(A block of data)
* Begin *
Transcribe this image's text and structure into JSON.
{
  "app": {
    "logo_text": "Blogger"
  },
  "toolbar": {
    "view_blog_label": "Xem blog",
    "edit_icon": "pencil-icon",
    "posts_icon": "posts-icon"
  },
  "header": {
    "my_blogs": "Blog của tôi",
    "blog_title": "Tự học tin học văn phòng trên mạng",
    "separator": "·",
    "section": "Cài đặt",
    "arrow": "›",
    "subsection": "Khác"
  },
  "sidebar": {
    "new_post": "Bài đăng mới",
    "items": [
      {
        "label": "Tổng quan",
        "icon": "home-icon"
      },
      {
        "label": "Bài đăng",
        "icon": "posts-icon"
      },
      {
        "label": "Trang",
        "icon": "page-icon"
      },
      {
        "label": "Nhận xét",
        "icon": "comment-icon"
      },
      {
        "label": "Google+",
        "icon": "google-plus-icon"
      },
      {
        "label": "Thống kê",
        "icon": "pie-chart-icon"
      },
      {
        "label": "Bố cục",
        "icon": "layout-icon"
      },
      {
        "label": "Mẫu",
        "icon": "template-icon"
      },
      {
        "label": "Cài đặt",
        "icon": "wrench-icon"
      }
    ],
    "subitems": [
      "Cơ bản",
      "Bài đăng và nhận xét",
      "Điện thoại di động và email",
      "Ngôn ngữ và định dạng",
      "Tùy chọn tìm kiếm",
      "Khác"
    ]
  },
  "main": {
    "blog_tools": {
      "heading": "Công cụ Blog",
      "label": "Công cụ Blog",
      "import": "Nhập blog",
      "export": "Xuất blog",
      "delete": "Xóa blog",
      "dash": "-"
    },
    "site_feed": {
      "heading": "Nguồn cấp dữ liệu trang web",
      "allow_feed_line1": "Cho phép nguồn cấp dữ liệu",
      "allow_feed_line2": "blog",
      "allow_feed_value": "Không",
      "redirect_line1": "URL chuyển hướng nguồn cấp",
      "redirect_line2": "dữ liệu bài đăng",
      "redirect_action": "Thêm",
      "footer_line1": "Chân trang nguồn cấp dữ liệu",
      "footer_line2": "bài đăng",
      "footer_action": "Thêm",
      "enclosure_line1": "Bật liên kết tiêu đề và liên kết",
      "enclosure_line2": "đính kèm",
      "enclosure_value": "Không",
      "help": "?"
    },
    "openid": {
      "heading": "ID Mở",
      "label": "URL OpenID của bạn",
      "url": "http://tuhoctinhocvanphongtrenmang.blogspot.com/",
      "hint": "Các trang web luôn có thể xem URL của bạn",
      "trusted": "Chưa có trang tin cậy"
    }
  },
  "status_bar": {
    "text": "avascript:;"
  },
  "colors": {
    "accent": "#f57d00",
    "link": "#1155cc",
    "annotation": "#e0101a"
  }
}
* End *
Request
Repeat the data above exactly.

Written answer
Transcribe this image's text and structure into JSON.
{
  "app": {
    "logo_text": "Blogger"
  },
  "toolbar": {
    "view_blog_label": "Xem blog",
    "edit_icon": "pencil-icon",
    "posts_icon": "posts-icon"
  },
  "header": {
    "my_blogs": "Blog của tôi",
    "blog_title": "Tự học tin học văn phòng trên mạng",
    "separator": "·",
    "section": "Cài đặt",
    "arrow": "›",
    "subsection": "Khác"
  },
  "sidebar": {
    "new_post": "Bài đăng mới",
    "items": [
      {
        "label": "Tổng quan",
        "icon": "home-icon"
      },
      {
        "label": "Bài đăng",
        "icon": "posts-icon"
      },
      {
        "label": "Trang",
        "icon": "page-icon"
      },
      {
        "label": "Nhận xét",
        "icon": "comment-icon"
      },
      {
        "label": "Google+",
        "icon": "google-plus-icon"
      },
      {
        "label": "Thống kê",
        "icon": "pie-chart-icon"
      },
      {
        "label": "Bố cục",
        "icon": "layout-icon"
      },
      {
        "label": "Mẫu",
        "icon": "template-icon"
      },
      {
        "label": "Cài đặt",
        "icon": "wrench-icon"
      }
    ],
    "subitems": [
      "Cơ bản",
      "Bài đăng và nhận xét",
      "Điện thoại di động và email",
      "Ngôn ngữ và định dạng",
      "Tùy chọn tìm kiếm",
      "Khác"
    ]
  },
  "main": {
    "blog_tools": {
      "heading": "Công cụ Blog",
      "label": "Công cụ Blog",
      "import": "Nhập blog",
      "export": "Xuất blog",
      "delete": "Xóa blog",
      "dash": "-"
    },
    "site_feed": {
      "heading": "Nguồn cấp dữ liệu trang web",
      "allow_feed_line1": "Cho phép nguồn cấp dữ liệu",
      "allow_feed_line2": "blog",
      "allow_feed_value": "Không",
      "redirect_line1": "URL chuyển hướng nguồn cấp",
      "redirect_line2": "dữ liệu bài đăng",
      "redirect_action": "Thêm",
      "footer_line1": "Chân trang nguồn cấp dữ liệu",
      "footer_line2": "bài đăng",
      "footer_action": "Thêm",
      "enclosure_line1": "Bật liên kết tiêu đề và liên kết",
      "enclosure_line2": "đính kèm",
      "enclosure_value": "Không",
      "help": "?"
    },
    "openid": {
      "heading": "ID Mở",
      "label": "URL OpenID của bạn",
      "url": "http://tuhoctinhocvanphongtrenmang.blogspot.com/",
      "hint": "Các trang web luôn có thể xem URL của bạn",
      "trusted": "Chưa có trang tin cậy"
    }
  },
  "status_bar": {
    "text": "avascript:;"
  },
  "colors": {
    "accent": "#f57d00",
    "link": "#1155cc",
    "annotation": "#e0101a"
  }
}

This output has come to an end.